• _The problem_: Identify, in the records below, every line where the string "economies" appears, and copy each such line.

[BEGIN Rows]

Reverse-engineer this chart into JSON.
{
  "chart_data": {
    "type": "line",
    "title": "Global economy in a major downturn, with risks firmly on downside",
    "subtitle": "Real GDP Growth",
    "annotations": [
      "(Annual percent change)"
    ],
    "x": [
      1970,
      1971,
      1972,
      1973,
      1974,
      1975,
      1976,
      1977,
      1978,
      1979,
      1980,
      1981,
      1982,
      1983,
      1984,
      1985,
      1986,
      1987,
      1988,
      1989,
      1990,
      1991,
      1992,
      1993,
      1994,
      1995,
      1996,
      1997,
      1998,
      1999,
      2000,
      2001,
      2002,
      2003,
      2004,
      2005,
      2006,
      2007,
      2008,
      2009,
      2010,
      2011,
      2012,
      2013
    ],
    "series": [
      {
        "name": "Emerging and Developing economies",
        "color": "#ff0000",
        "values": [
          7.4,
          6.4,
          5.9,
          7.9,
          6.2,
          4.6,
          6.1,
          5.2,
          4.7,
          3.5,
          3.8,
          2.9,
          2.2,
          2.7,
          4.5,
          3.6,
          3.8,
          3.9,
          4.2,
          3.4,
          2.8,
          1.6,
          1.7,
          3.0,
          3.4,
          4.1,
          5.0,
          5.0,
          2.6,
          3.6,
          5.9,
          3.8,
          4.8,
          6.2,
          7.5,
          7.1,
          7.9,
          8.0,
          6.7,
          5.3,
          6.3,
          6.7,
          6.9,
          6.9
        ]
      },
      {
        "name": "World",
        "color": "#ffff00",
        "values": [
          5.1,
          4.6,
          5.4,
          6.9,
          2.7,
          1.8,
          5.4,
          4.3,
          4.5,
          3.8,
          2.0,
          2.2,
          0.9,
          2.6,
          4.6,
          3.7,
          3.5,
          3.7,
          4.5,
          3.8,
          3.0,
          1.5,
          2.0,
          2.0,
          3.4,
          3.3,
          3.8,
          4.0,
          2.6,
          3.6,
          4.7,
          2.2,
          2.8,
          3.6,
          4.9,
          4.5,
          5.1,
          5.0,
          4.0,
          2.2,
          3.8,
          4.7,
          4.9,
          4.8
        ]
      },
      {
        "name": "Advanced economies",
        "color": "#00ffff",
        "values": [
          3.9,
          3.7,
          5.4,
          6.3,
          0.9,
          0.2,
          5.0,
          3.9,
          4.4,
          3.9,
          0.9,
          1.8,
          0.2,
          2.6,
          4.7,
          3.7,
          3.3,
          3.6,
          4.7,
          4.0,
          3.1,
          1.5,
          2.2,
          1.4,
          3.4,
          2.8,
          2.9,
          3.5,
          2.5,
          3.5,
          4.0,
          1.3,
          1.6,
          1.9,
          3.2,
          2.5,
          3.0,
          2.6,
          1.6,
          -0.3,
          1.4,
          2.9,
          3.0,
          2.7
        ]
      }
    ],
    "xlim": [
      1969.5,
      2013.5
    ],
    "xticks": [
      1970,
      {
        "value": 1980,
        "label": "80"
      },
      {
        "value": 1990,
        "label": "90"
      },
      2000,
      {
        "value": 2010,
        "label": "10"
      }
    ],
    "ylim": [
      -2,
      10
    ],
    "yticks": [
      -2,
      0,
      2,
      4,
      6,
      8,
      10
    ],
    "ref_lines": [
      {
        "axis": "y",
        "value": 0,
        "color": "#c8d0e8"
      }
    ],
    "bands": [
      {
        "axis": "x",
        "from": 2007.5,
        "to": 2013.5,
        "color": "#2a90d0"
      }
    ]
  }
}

[END Rows]

• _Result_:
        "name": "Emerging and Developing economies",
        "name": "Advanced economies",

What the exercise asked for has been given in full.